Rewrite all of the records, changing "bar-medium-spills" to "bar-mid-size-spills" wherever it occurs. Leave everything else as it is.

───── INFORMATION SHOWN ─────

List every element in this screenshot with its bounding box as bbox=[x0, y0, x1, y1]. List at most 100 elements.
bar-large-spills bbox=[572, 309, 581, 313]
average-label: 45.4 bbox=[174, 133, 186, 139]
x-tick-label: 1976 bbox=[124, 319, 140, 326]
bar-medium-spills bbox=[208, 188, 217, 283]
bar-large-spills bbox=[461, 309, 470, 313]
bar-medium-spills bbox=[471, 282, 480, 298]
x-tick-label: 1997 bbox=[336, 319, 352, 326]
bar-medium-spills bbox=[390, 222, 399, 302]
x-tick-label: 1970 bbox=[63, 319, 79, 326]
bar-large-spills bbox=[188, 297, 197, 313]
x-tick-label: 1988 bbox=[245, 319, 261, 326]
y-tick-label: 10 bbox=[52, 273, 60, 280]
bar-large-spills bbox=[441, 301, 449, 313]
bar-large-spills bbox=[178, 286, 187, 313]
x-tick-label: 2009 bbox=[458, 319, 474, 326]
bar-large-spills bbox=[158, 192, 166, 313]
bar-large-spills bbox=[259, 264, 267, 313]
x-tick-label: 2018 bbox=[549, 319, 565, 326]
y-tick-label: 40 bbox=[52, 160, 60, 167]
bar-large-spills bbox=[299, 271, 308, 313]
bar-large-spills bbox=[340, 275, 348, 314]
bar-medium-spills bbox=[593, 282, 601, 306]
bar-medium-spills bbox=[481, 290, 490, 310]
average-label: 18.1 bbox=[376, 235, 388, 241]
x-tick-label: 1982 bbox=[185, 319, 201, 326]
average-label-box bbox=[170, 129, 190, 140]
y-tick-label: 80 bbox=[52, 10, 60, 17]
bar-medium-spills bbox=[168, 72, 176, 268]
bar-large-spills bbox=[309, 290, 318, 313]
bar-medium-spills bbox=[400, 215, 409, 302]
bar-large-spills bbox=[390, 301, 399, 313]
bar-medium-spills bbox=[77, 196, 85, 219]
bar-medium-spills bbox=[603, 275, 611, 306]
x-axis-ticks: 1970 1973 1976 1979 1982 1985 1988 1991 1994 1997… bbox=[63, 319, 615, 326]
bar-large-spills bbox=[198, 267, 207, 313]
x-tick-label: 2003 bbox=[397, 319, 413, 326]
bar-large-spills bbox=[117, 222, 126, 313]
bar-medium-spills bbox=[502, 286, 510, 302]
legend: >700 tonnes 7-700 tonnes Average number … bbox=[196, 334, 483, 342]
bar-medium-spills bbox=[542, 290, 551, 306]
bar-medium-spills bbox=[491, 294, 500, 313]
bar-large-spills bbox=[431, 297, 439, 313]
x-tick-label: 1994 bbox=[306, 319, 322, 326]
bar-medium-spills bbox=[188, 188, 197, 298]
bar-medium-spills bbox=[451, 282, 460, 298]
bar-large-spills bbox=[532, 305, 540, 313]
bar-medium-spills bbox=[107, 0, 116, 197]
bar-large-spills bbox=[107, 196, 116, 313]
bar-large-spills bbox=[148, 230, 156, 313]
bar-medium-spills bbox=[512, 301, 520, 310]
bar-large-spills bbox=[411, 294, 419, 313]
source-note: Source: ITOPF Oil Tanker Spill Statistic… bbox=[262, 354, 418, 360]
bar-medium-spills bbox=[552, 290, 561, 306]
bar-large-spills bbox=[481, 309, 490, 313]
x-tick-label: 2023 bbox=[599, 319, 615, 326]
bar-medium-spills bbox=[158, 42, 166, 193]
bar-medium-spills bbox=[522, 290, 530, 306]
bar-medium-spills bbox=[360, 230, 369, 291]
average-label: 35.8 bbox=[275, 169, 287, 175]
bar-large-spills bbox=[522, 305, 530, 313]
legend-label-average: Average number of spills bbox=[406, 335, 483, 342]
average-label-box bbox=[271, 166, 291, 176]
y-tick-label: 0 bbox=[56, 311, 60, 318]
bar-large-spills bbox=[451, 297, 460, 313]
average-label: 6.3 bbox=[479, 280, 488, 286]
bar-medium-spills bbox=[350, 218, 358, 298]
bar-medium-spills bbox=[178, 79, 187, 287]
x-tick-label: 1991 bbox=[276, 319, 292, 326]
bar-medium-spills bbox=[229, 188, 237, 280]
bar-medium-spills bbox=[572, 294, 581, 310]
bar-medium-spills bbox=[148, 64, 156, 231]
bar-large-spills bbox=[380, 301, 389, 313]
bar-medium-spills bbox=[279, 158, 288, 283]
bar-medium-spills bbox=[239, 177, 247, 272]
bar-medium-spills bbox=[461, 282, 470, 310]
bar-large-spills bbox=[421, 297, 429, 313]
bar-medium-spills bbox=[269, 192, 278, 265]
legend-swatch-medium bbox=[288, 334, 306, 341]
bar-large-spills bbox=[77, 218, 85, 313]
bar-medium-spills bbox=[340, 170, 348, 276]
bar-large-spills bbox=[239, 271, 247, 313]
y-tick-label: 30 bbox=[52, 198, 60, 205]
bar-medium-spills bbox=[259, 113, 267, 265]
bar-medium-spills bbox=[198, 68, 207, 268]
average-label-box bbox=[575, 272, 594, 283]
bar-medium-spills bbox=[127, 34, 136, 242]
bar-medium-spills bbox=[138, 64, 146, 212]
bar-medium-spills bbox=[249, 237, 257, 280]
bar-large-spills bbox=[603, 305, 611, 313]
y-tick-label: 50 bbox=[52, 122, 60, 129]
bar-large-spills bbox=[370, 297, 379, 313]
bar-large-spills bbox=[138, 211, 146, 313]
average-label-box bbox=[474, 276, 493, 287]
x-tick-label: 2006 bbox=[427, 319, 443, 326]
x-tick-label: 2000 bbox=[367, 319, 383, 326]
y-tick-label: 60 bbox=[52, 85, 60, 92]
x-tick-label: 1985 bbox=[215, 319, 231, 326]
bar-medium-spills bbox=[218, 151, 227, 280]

─────

**CORRECT RESULT**
List every element in this screenshot with its bounding box as bbox=[x0, y0, x1, y1]. List at most 100 elements.
bar-large-spills bbox=[572, 309, 581, 313]
average-label: 45.4 bbox=[174, 133, 186, 139]
x-tick-label: 1976 bbox=[124, 319, 140, 326]
bar-mid-size-spills bbox=[208, 188, 217, 283]
bar-large-spills bbox=[461, 309, 470, 313]
bar-mid-size-spills bbox=[471, 282, 480, 298]
x-tick-label: 1997 bbox=[336, 319, 352, 326]
bar-mid-size-spills bbox=[390, 222, 399, 302]
x-tick-label: 1970 bbox=[63, 319, 79, 326]
bar-large-spills bbox=[188, 297, 197, 313]
x-tick-label: 1988 bbox=[245, 319, 261, 326]
y-tick-label: 10 bbox=[52, 273, 60, 280]
bar-large-spills bbox=[441, 301, 449, 313]
bar-large-spills bbox=[178, 286, 187, 313]
x-tick-label: 2009 bbox=[458, 319, 474, 326]
bar-large-spills bbox=[158, 192, 166, 313]
bar-large-spills bbox=[259, 264, 267, 313]
x-tick-label: 2018 bbox=[549, 319, 565, 326]
y-tick-label: 40 bbox=[52, 160, 60, 167]
bar-large-spills bbox=[299, 271, 308, 313]
bar-large-spills bbox=[340, 275, 348, 314]
bar-mid-size-spills bbox=[593, 282, 601, 306]
bar-mid-size-spills bbox=[481, 290, 490, 310]
average-label: 18.1 bbox=[376, 235, 388, 241]
x-tick-label: 1982 bbox=[185, 319, 201, 326]
average-label-box bbox=[170, 129, 190, 140]
y-tick-label: 80 bbox=[52, 10, 60, 17]
bar-mid-size-spills bbox=[168, 72, 176, 268]
bar-large-spills bbox=[309, 290, 318, 313]
bar-mid-size-spills bbox=[400, 215, 409, 302]
bar-large-spills bbox=[390, 301, 399, 313]
bar-mid-size-spills bbox=[77, 196, 85, 219]
bar-mid-size-spills bbox=[603, 275, 611, 306]
x-axis-ticks: 1970 1973 1976 1979 1982 1985 1988 1991 1994 1997… bbox=[63, 319, 615, 326]
bar-large-spills bbox=[198, 267, 207, 313]
x-tick-label: 2003 bbox=[397, 319, 413, 326]
bar-large-spills bbox=[117, 222, 126, 313]
bar-mid-size-spills bbox=[502, 286, 510, 302]
legend: >700 tonnes 7-700 tonnes Average number … bbox=[196, 334, 483, 342]
bar-mid-size-spills bbox=[542, 290, 551, 306]
bar-mid-size-spills bbox=[491, 294, 500, 313]
bar-large-spills bbox=[431, 297, 439, 313]
x-tick-label: 1994 bbox=[306, 319, 322, 326]
bar-mid-size-spills bbox=[188, 188, 197, 298]
bar-mid-size-spills bbox=[451, 282, 460, 298]
bar-large-spills bbox=[532, 305, 540, 313]
bar-mid-size-spills bbox=[107, 0, 116, 197]
bar-large-spills bbox=[107, 196, 116, 313]
bar-large-spills bbox=[148, 230, 156, 313]
bar-mid-size-spills bbox=[512, 301, 520, 310]
bar-large-spills bbox=[411, 294, 419, 313]
source-note: Source: ITOPF Oil Tanker Spill Statistic… bbox=[262, 354, 418, 360]
bar-mid-size-spills bbox=[552, 290, 561, 306]
bar-large-spills bbox=[481, 309, 490, 313]
x-tick-label: 2023 bbox=[599, 319, 615, 326]
bar-mid-size-spills bbox=[158, 42, 166, 193]
bar-mid-size-spills bbox=[522, 290, 530, 306]
bar-mid-size-spills bbox=[360, 230, 369, 291]
average-label: 35.8 bbox=[275, 169, 287, 175]
bar-large-spills bbox=[522, 305, 530, 313]
legend-label-average: Average number of spills bbox=[406, 335, 483, 342]
average-label-box bbox=[271, 166, 291, 176]
y-tick-label: 0 bbox=[56, 311, 60, 318]
bar-large-spills bbox=[451, 297, 460, 313]
average-label: 6.3 bbox=[479, 280, 488, 286]
bar-mid-size-spills bbox=[350, 218, 358, 298]
bar-mid-size-spills bbox=[178, 79, 187, 287]
x-tick-label: 1991 bbox=[276, 319, 292, 326]
bar-mid-size-spills bbox=[229, 188, 237, 280]
bar-mid-size-spills bbox=[572, 294, 581, 310]
bar-mid-size-spills bbox=[148, 64, 156, 231]
bar-large-spills bbox=[380, 301, 389, 313]
bar-mid-size-spills bbox=[279, 158, 288, 283]
bar-mid-size-spills bbox=[239, 177, 247, 272]
bar-mid-size-spills bbox=[461, 282, 470, 310]
bar-large-spills bbox=[421, 297, 429, 313]
bar-mid-size-spills bbox=[269, 192, 278, 265]
legend-swatch-medium bbox=[288, 334, 306, 341]
bar-large-spills bbox=[77, 218, 85, 313]
bar-mid-size-spills bbox=[340, 170, 348, 276]
bar-large-spills bbox=[239, 271, 247, 313]
y-tick-label: 30 bbox=[52, 198, 60, 205]
bar-mid-size-spills bbox=[259, 113, 267, 265]
bar-mid-size-spills bbox=[198, 68, 207, 268]
average-label-box bbox=[575, 272, 594, 283]
bar-mid-size-spills bbox=[127, 34, 136, 242]
bar-mid-size-spills bbox=[138, 64, 146, 212]
bar-mid-size-spills bbox=[249, 237, 257, 280]
bar-large-spills bbox=[603, 305, 611, 313]
y-tick-label: 50 bbox=[52, 122, 60, 129]
bar-large-spills bbox=[370, 297, 379, 313]
bar-large-spills bbox=[138, 211, 146, 313]
average-label-box bbox=[474, 276, 493, 287]
x-tick-label: 2006 bbox=[427, 319, 443, 326]
x-tick-label: 2000 bbox=[367, 319, 383, 326]
y-tick-label: 60 bbox=[52, 85, 60, 92]
x-tick-label: 1985 bbox=[215, 319, 231, 326]
bar-mid-size-spills bbox=[218, 151, 227, 280]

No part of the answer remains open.